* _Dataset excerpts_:

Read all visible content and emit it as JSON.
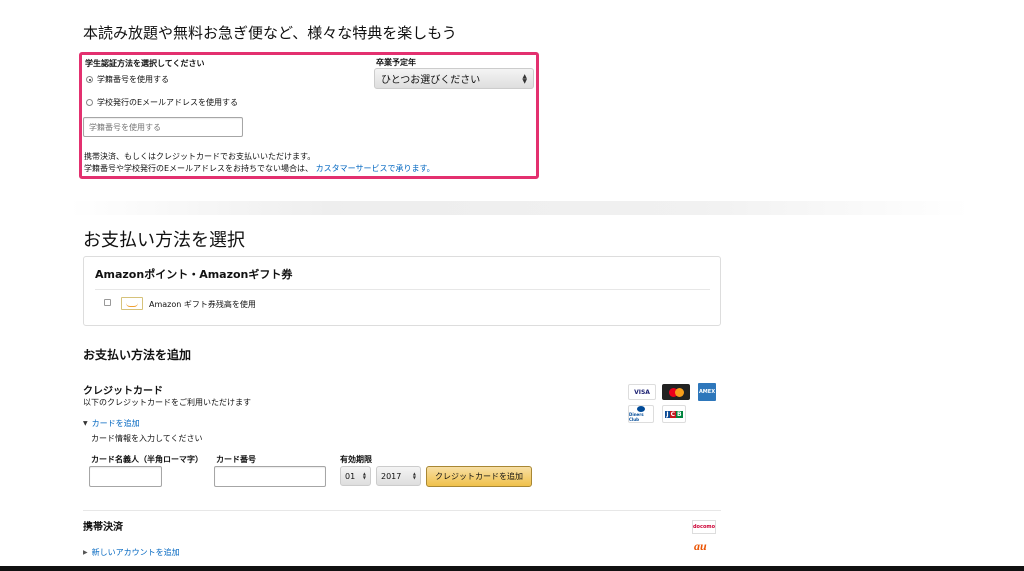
{
  "promo": {
    "title": "本読み放題や無料お急ぎ便など、様々な特典を楽しもう"
  },
  "student": {
    "method_label": "学生認証方法を選択してください",
    "radio_student_id": "学籍番号を使用する",
    "radio_school_email": "学校発行のEメールアドレスを使用する",
    "input_placeholder": "学籍番号を使用する",
    "grad_label": "卒業予定年",
    "grad_select_value": "ひとつお選びください",
    "note_line1": "携帯決済、もしくはクレジットカードでお支払いいただけます。",
    "note_line2_prefix": "学籍番号や学校発行のEメールアドレスをお持ちでない場合は、",
    "note_line2_link": "カスタマーサービスで承ります。"
  },
  "payment": {
    "section_title": "お支払い方法を選択",
    "gift_title": "Amazonポイント・Amazonギフト券",
    "gift_checkbox_label": "Amazon ギフト券残高を使用"
  },
  "add_payment": {
    "title": "お支払い方法を追加",
    "credit_title": "クレジットカード",
    "credit_subtitle": "以下のクレジットカードをご利用いただけます",
    "add_card_link": "カードを追加",
    "card_info_label": "カード情報を入力してください",
    "cardholder_label": "カード名義人（半角ローマ字）",
    "card_number_label": "カード番号",
    "expiry_label": "有効期限",
    "expiry_month": "01",
    "expiry_year": "2017",
    "add_card_button": "クレジットカードを追加",
    "card_brands": {
      "visa": "VISA",
      "mastercard": "MasterCard",
      "amex": "AMEX",
      "diners": "Diners Club",
      "jcb": "JCB"
    },
    "mobile_title": "携帯決済",
    "new_account_link": "新しいアカウントを追加",
    "carrier_docomo": "docomo",
    "carrier_au": "au"
  },
  "colors": {
    "highlight": "#e3306f",
    "link": "#0066c0",
    "button": "#f0c14b"
  }
}
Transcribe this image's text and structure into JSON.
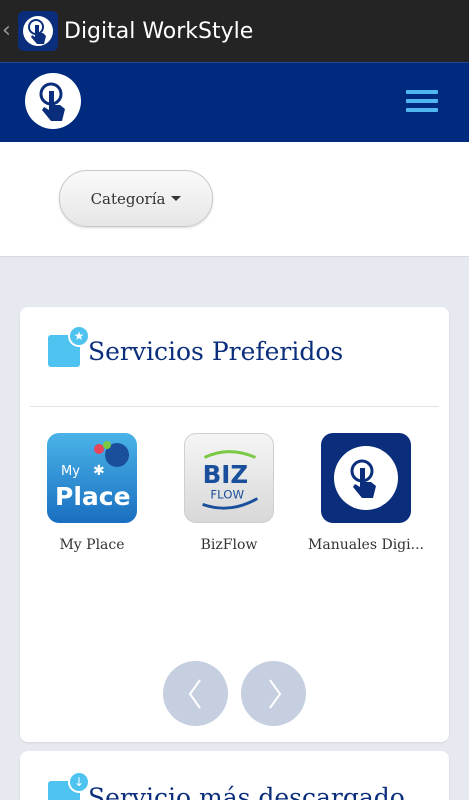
{
  "actionbar": {
    "back_glyph": "‹",
    "title": "Digital WorkStyle"
  },
  "category": {
    "label": "Categoría"
  },
  "preferred": {
    "title": "Servicios Preferidos",
    "apps": [
      {
        "label": "My Place",
        "tile_text_top": "My",
        "tile_text_bottom": "Place"
      },
      {
        "label": "BizFlow",
        "tile_text_top": "BIZ",
        "tile_text_bottom": "FLOW"
      },
      {
        "label": "Manuales Digi..."
      }
    ]
  },
  "downloaded": {
    "title": "Servicio más descargado"
  },
  "colors": {
    "header": "#002a7e",
    "accent": "#4ec3f0",
    "title_text": "#0a2e7c"
  }
}
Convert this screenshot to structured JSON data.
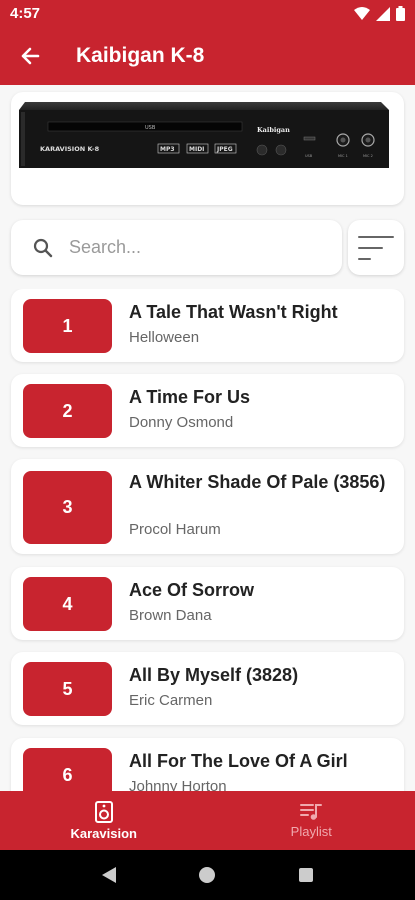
{
  "status": {
    "time": "4:57"
  },
  "app_bar": {
    "title": "Kaibigan K-8"
  },
  "device": {
    "brand": "KARAVISION K-8",
    "top_brand": "Kaibigan",
    "formats": [
      "MP3",
      "MIDI",
      "JPEG"
    ]
  },
  "search": {
    "placeholder": "Search..."
  },
  "songs": [
    {
      "number": "1",
      "title": "A Tale That Wasn't Right",
      "artist": "Helloween"
    },
    {
      "number": "2",
      "title": "A Time For Us",
      "artist": "Donny Osmond"
    },
    {
      "number": "3",
      "title": "A Whiter Shade Of Pale (3856)",
      "artist": "Procol Harum"
    },
    {
      "number": "4",
      "title": "Ace Of Sorrow",
      "artist": "Brown Dana"
    },
    {
      "number": "5",
      "title": "All By Myself (3828)",
      "artist": "Eric Carmen"
    },
    {
      "number": "6",
      "title": "All For The Love Of A Girl",
      "artist": "Johnny Horton"
    }
  ],
  "bottom_nav": {
    "karavision_label": "Karavision",
    "playlist_label": "Playlist"
  },
  "colors": {
    "accent": "#c8242f"
  }
}
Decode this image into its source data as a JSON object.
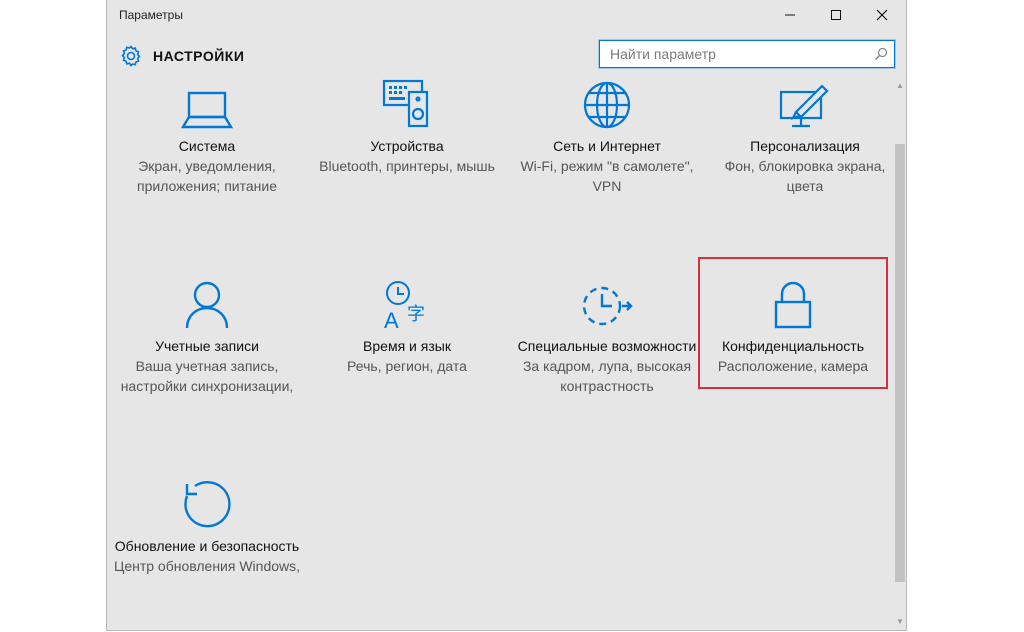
{
  "window": {
    "title": "Параметры",
    "accent": "#0078d7",
    "highlight_color": "#d32f3c"
  },
  "header": {
    "title": "НАСТРОЙКИ",
    "icon": "gear-icon"
  },
  "search": {
    "placeholder": "Найти параметр",
    "icon": "search-icon"
  },
  "tiles": [
    {
      "name": "Система",
      "desc": "Экран, уведомления, приложения; питание",
      "icon": "laptop-icon"
    },
    {
      "name": "Устройства",
      "desc": "Bluetooth, принтеры, мышь",
      "icon": "devices-icon"
    },
    {
      "name": "Сеть и Интернет",
      "desc": "Wi-Fi, режим \"в самолете\", VPN",
      "icon": "globe-icon"
    },
    {
      "name": "Персонализация",
      "desc": "Фон, блокировка экрана, цвета",
      "icon": "personalization-icon"
    },
    {
      "name": "Учетные записи",
      "desc": "Ваша учетная запись, настройки синхронизации,",
      "icon": "person-icon"
    },
    {
      "name": "Время и язык",
      "desc": "Речь, регион, дата",
      "icon": "time-language-icon"
    },
    {
      "name": "Специальные возможности",
      "desc": "За кадром, лупа, высокая контрастность",
      "icon": "accessibility-icon"
    },
    {
      "name": "Конфиденциальность",
      "desc": "Расположение, камера",
      "icon": "lock-icon"
    },
    {
      "name": "Обновление и безопасность",
      "desc": "Центр обновления Windows,",
      "icon": "update-icon"
    }
  ]
}
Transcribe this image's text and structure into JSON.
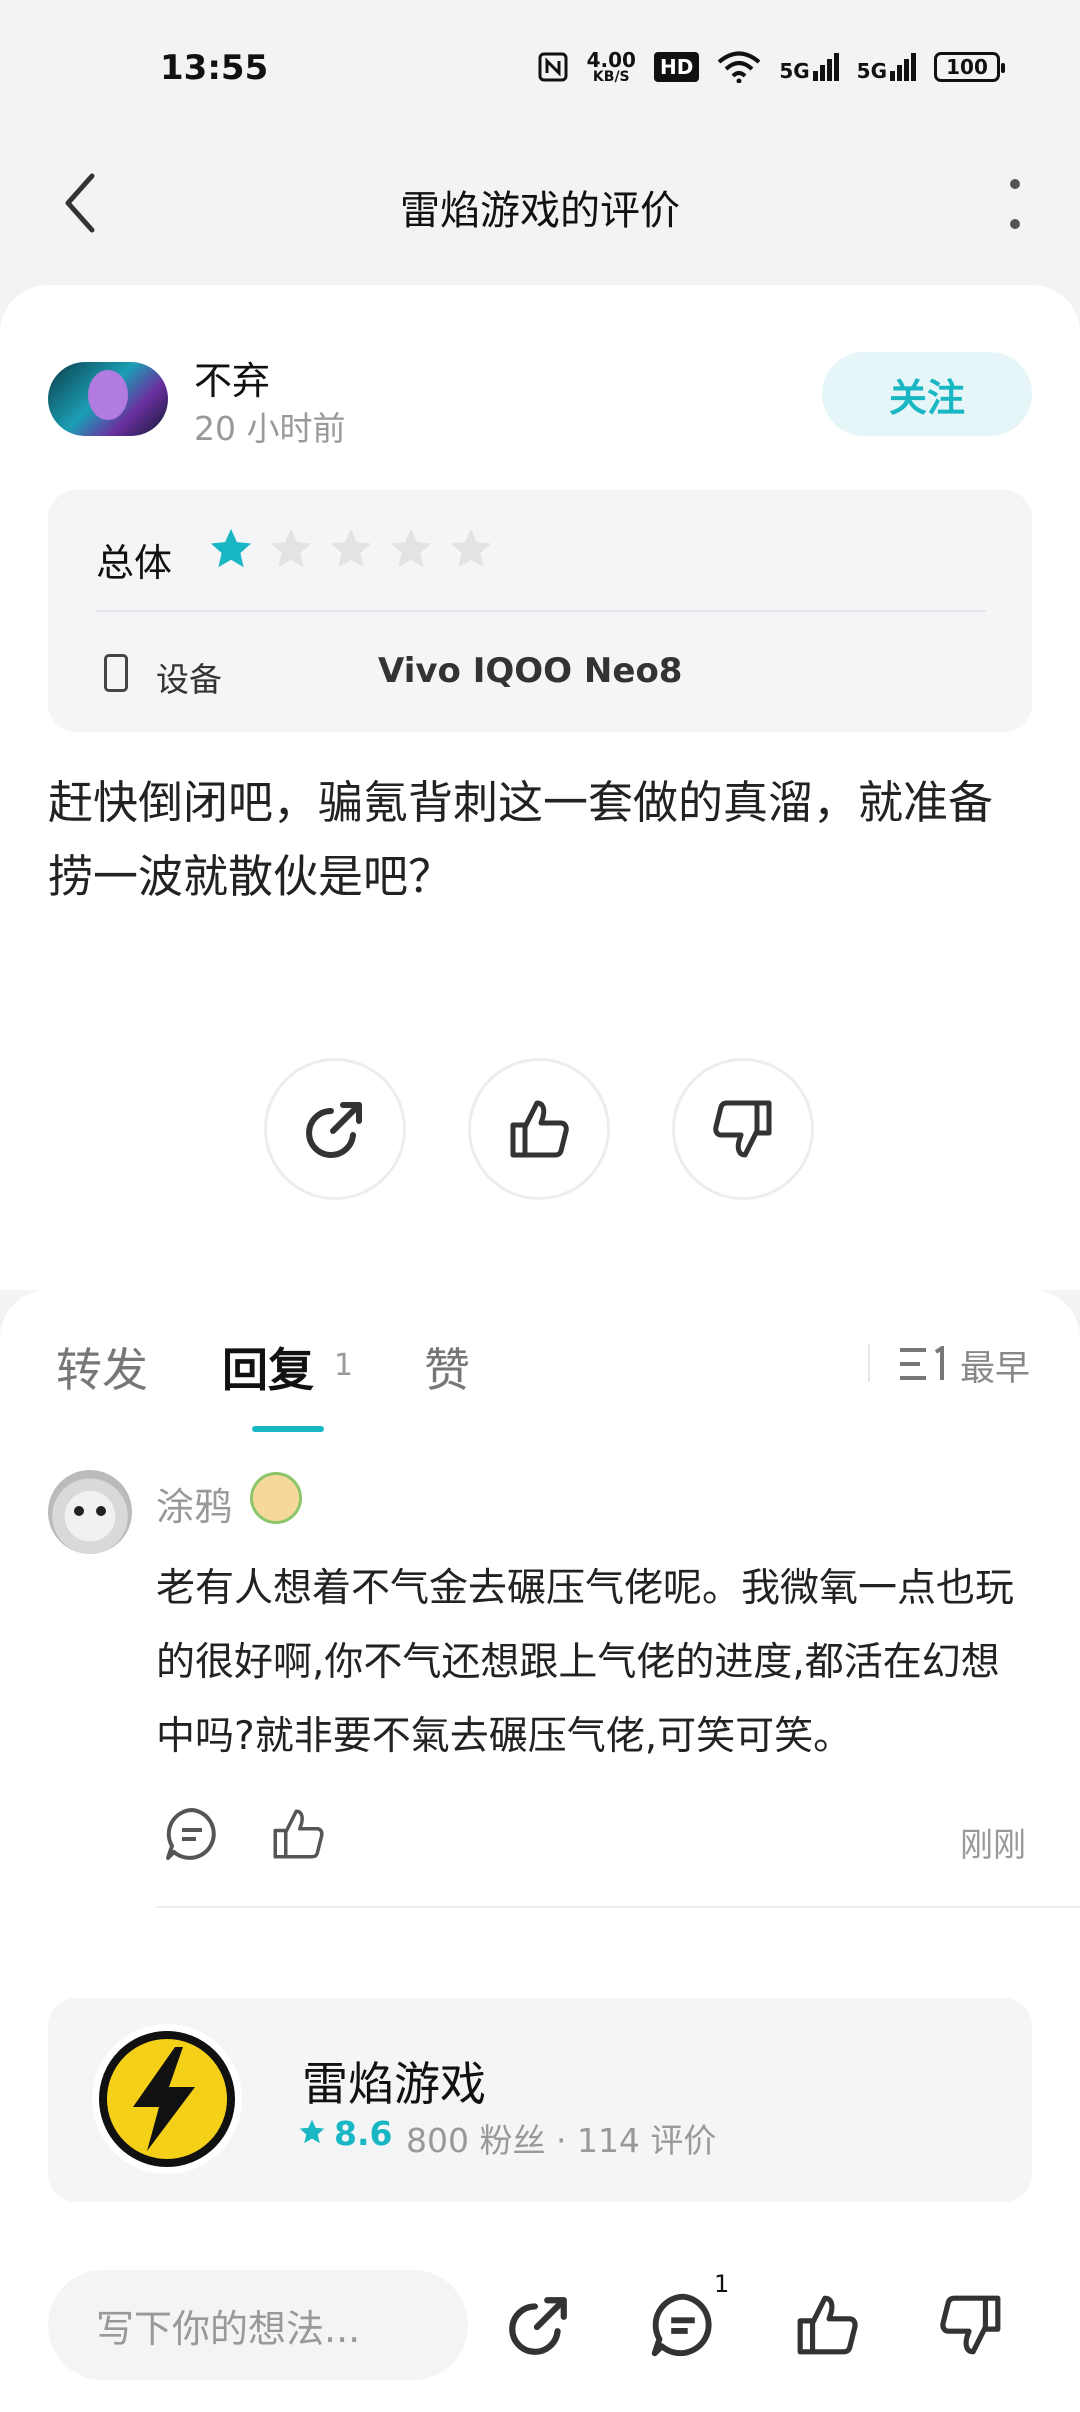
{
  "status_bar": {
    "time": "13:55",
    "net_speed_top": "4.00",
    "net_speed_bottom": "KB/S",
    "hd_label": "HD",
    "signal1": "5G",
    "signal2": "5G",
    "battery": "100"
  },
  "nav": {
    "title": "雷焰游戏的评价",
    "back_icon": "chevron-left-icon",
    "more_icon": "more-vertical-icon"
  },
  "review": {
    "author": "不弃",
    "time": "20 小时前",
    "follow_label": "关注",
    "overall_label": "总体",
    "rating": 1,
    "rating_max": 5,
    "device_label": "设备",
    "device_value": "Vivo IQOO Neo8",
    "text": "赶快倒闭吧，骗氪背刺这一套做的真溜，就准备捞一波就散伙是吧？",
    "actions": [
      "share-icon",
      "thumbs-up-icon",
      "thumbs-down-icon"
    ]
  },
  "tabs": [
    {
      "label": "转发",
      "active": false
    },
    {
      "label": "回复",
      "count": "1",
      "active": true
    },
    {
      "label": "赞",
      "active": false
    }
  ],
  "sort": {
    "icon": "sort-list-icon",
    "label": "最早"
  },
  "comments": [
    {
      "author": "涂鸦",
      "text": "老有人想着不气金去碾压气佬呢。我微氧一点也玩的很好啊,你不气还想跟上气佬的进度,都活在幻想中吗?就非要不氣去碾压气佬,可笑可笑。",
      "time": "刚刚"
    }
  ],
  "game": {
    "name": "雷焰游戏",
    "score": "8.6",
    "stats": "800 粉丝 · 114 评价"
  },
  "bottom_bar": {
    "input_placeholder": "写下你的想法...",
    "comment_badge": "1"
  },
  "colors": {
    "accent": "#19b6c3",
    "star_empty": "#e3e3e3"
  }
}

* _GOAL OF THE EXERCISE_: Report how many lines of the listing hold the string "学籍番号を使用する", giving only the number.

* _WRITTEN RESPONSE_: 2